I would like to merge polygon data and raster data into one dataframe for purposes of then using randomForests package in R.
This involves first extracting the mean raster value per polygon.
So far, I have the following:
#load libraries
library(raster)
library(rgdal)
library(sp)
library(maptools)
#import raster data
r <- raster("myRasterdata.tif")
#import polygon data
p <- readShapePoly("myPolydata.shp")
#extract mean raster value for each polygon
ExtractMyData <- extract(r, p, small=TRUE, fun=mean, na.rm=TRUE, df=FALSE, nl=1, sp=TRUE)
# note I have also tried this with df=TRUE and sp=FALSE
The output is a matrix, which I can write to a dataframe. But it does not have the spatial coordinates or the original polygon IDs, so I don't know how to join the output into the same database.I thought the sp=TRUE argument would do this, but it doesn't seem to work.
Note that I will actually have to convert the polygons to points (using a centroid method?) for purposes of RandomForests so I could guess what I really want is to join the mean raster values joined to points, not polygons.
***
--- Exercise A ---
According to the post about merging polygon and raster data in R, what two things are missing from the output of the extract call?
--- Exercise B ---
Continue the post about merging polygon and raster data in R, starting after its last sentence.
***
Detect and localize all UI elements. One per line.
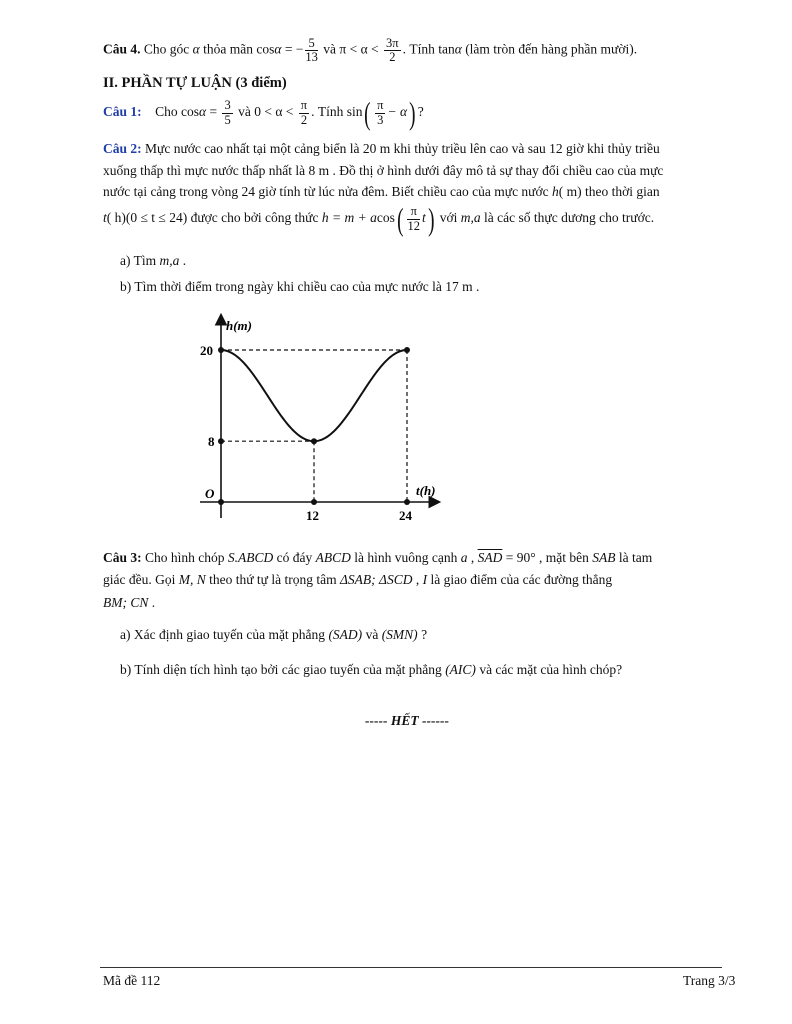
question-2-part-a: a) Tìm m,a . <box>120 253 187 268</box>
question-3-line-3: BM; CN . <box>103 595 156 610</box>
question-3-line-2: giác đều. Gọi M, N theo thứ tự là trọng tâm ΔSAB; ΔSCD , I là giao điểm của các đường thẳng <box>103 572 613 587</box>
axis-point <box>218 499 224 505</box>
question-2-part-b: b) Tìm thời điểm trong ngày khi chiều cao của mực nước là 17 m . <box>120 279 480 294</box>
fraction: $\frac{3\pi}{2}$ <box>386 36 399 65</box>
section-title: II. PHẦN TỰ LUẬN (3 điểm) <box>103 75 287 91</box>
data-point <box>404 347 410 353</box>
fraction: $\frac{3}{5}$ <box>224 98 231 127</box>
y-axis-label: h(m) <box>226 318 252 333</box>
question-3-line-1: Câu 3: Cho hình chóp S.ABCD có đáy ABCD là hình vuông cạnh a , $\overline{SAD} = 90^\circ$ , mặt bên SAB là tam <box>103 550 653 565</box>
data-curve <box>221 350 407 441</box>
question-2-line-2: xuống thấp thì mực nước thấp nhất là 8 m . Đồ thị ở hình dưới đây mô tả sự thay đổi chiều cao của mực <box>103 163 664 178</box>
question-1: Câu 1: Cho cosα = $\frac{3}{5}$ và 0 < α < $\frac{\pi}{2}$ . Tính sin( $\frac{\pi}{3}$ − α) ? <box>103 95 424 131</box>
question-3-label: Câu 3: <box>103 550 142 565</box>
page-number: Trang 3/3 <box>683 973 736 988</box>
y-tick-label: 8 <box>208 434 215 450</box>
footer-rule <box>100 967 722 968</box>
axis-point <box>404 499 410 505</box>
origin-label: O <box>205 486 215 501</box>
question-4: Câu 4. Cho góc α thỏa mãn cosα = − $\frac{5}{13}$ và π < α < $\frac{3\pi}{2}$ . Tính tanα (làm tròn đến hàng phần mười). <box>103 36 638 65</box>
question-2-label: Câu 2: <box>103 141 142 156</box>
fraction: $\frac{\pi}{12}$ <box>407 204 420 233</box>
question-2-line-3: nước tại cảng trong vòng 24 giờ tính từ lúc nửa đêm. Biết chiều cao của mực nước h( m) theo thời gian <box>103 184 660 199</box>
x-axis-label: t(h) <box>416 483 436 498</box>
x-tick-label: 12 <box>306 508 319 523</box>
exam-code: Mã đề 112 <box>103 973 161 988</box>
question-2-line-1: Câu 2: Mực nước cao nhất tại một cảng biển là 20 m khi thủy triều lên cao và sau 12 giờ khi thủy triều <box>103 141 660 156</box>
fraction: $\frac{\pi}{2}$ <box>300 98 308 127</box>
question-2-line-4: t( h)(0 ≤ t ≤ 24) được cho bởi công thức h = m + acos( $\frac{\pi}{12}$ t) với m,a là các số thực dương cho trước. <box>103 201 655 237</box>
end-mark: ----- HẾT ------ <box>365 713 449 728</box>
question-1-label: Câu 1: <box>103 104 142 120</box>
fraction: $\frac{5}{13}$ <box>305 36 318 65</box>
data-point <box>218 347 224 353</box>
tick-labels <box>200 343 413 523</box>
y-tick-label: 20 <box>200 343 213 358</box>
question-3-part-a: a) Xác định giao tuyến của mặt phẳng (SAD) và (SMN) ? <box>120 627 428 642</box>
x-tick-label: 24 <box>399 508 412 523</box>
guide-lines <box>221 350 407 502</box>
axis-point <box>218 438 224 444</box>
tide-chart <box>190 310 450 525</box>
fraction: $\frac{\pi}{3}$ <box>377 98 384 127</box>
question-4-label: Câu 4. <box>103 41 141 57</box>
data-point <box>311 438 317 444</box>
axis-point <box>311 499 317 505</box>
question-3-part-b: b) Tính diện tích hình tạo bởi các giao tuyến của mặt phẳng (AIC) và các mặt của hình chóp? <box>120 662 623 677</box>
data-points <box>218 347 410 505</box>
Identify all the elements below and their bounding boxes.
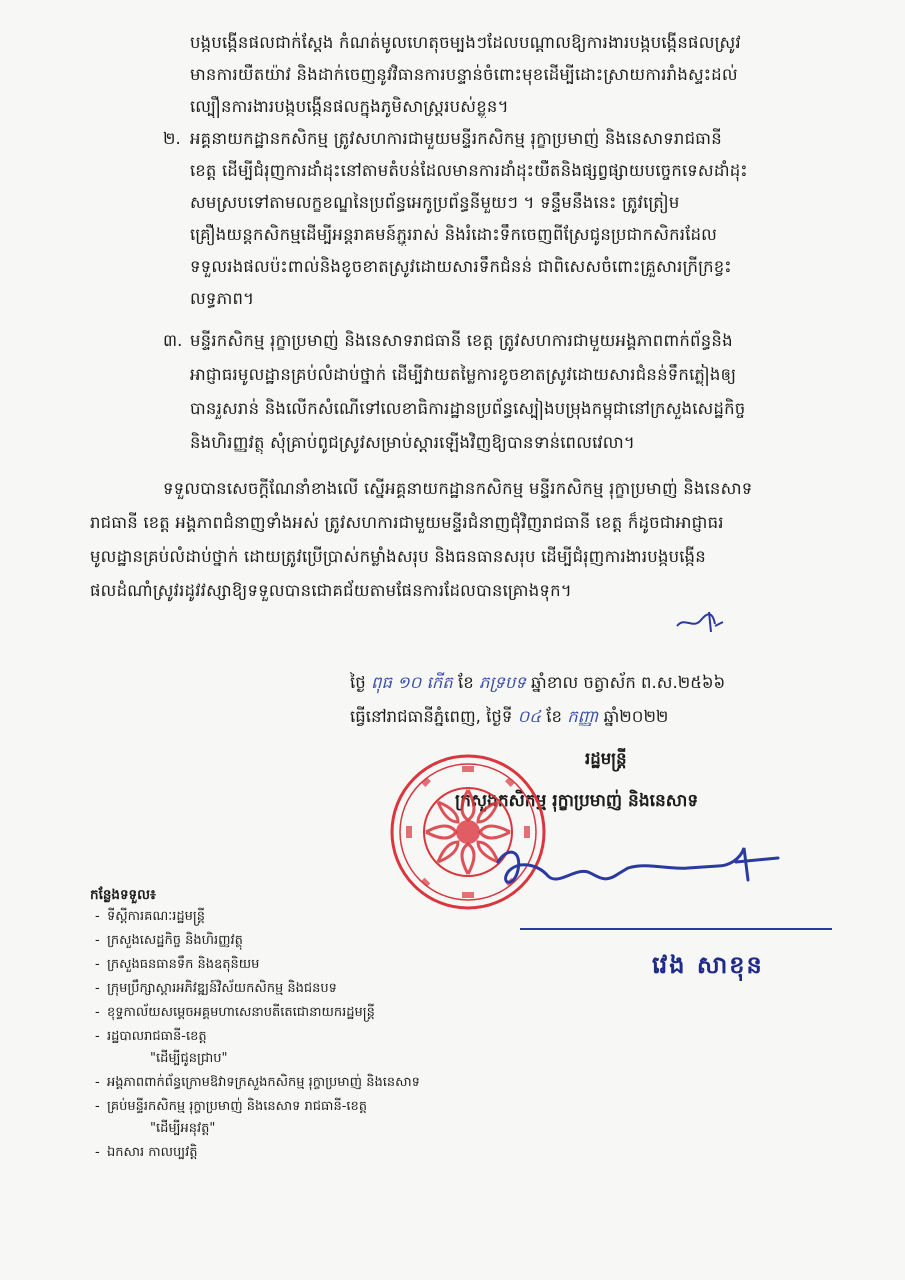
***
--- Task response A ---
It lacks the spatial coordinates and the original polygon IDs.

--- Task response B ---
Any suggestions would be greatly appreciated. Thank you!!
This works:
library(raster)
library(sp)
library(maptools)
#import polygon data
data(wrld_simpl)
p <- wrld_simpl
#create raster data
r <- raster(extent(p))
r[] <- seq_len(ncell(r))
## this does it directly, adding columns "names(r)" to "p"
p <- extract(brick(r, r * 2), p, fun = mean, na.rm = TRUE, sp = TRUE)
You can also do it more manually, see how extract with an aggregating function gives a single column vector:
p$ExtractData <- extract(r, p, fun = mean, na.rm = TRUE)
Or you could work on a multi-layer raster, column by column like this:
b <- brick(r, r * 2)
extr <- extract(b, p, fun = mean, na.rm = TRUE)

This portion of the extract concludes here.